§ TASK REQUIREMENTS:
Count the lines below that contain the word "What" and give only that number.

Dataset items
********
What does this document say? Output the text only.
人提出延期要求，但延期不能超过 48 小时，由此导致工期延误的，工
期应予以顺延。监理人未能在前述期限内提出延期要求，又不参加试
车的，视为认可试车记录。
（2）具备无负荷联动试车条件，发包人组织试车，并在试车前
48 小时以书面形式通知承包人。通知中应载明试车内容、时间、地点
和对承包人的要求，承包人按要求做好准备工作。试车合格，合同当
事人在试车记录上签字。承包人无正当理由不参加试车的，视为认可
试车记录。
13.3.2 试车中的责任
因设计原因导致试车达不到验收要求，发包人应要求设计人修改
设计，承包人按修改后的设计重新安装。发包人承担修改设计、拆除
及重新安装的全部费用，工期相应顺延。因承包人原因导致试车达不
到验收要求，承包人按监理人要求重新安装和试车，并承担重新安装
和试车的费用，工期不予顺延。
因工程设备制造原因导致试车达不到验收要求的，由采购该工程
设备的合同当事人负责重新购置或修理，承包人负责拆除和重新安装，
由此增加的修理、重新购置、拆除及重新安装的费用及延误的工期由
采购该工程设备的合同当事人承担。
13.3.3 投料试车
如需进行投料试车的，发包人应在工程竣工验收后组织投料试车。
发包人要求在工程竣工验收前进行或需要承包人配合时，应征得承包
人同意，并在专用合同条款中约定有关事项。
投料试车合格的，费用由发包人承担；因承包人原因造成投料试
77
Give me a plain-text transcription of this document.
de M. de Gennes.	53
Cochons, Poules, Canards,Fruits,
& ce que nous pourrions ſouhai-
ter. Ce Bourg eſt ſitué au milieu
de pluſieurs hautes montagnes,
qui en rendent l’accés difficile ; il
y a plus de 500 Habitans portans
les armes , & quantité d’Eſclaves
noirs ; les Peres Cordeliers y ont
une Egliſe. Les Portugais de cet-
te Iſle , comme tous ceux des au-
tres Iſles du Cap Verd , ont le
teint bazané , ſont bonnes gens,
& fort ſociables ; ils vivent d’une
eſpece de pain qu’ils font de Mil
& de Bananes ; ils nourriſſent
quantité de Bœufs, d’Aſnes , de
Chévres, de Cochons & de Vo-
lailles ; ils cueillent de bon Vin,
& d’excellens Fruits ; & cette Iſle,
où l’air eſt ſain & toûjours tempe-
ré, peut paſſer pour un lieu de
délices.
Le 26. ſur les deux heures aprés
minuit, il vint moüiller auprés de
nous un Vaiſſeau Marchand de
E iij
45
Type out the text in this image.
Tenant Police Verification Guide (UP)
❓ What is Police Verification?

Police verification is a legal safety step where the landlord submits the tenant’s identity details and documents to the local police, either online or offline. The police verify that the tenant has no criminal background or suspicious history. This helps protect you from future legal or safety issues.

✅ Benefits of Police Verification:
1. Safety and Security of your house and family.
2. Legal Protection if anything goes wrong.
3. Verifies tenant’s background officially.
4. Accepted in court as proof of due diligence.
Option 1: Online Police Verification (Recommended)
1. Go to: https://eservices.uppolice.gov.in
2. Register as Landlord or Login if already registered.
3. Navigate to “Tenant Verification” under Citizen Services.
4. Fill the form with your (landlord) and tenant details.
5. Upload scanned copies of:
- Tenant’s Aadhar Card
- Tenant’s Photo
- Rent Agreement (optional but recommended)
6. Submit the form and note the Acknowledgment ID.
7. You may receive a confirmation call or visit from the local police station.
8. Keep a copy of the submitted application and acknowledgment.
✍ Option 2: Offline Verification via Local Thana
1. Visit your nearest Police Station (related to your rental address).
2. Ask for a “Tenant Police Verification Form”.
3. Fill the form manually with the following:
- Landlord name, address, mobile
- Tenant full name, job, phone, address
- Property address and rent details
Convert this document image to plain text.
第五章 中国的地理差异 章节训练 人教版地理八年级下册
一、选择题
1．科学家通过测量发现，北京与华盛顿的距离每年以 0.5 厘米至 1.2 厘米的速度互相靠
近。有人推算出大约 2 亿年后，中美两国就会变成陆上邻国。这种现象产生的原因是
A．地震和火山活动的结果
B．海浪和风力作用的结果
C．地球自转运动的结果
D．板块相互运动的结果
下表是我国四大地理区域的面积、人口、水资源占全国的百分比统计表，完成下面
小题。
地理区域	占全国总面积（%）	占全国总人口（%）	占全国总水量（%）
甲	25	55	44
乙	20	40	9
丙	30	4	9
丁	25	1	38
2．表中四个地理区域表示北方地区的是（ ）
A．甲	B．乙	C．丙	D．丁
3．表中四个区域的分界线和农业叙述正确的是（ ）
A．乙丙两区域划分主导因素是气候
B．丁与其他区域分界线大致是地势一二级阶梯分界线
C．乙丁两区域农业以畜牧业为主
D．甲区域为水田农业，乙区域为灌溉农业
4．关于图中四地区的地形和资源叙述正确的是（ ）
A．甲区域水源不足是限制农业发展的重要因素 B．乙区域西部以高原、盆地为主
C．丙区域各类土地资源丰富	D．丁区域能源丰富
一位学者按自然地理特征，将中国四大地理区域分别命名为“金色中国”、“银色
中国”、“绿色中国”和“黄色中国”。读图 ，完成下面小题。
********
§ FULL RESPONSE:
2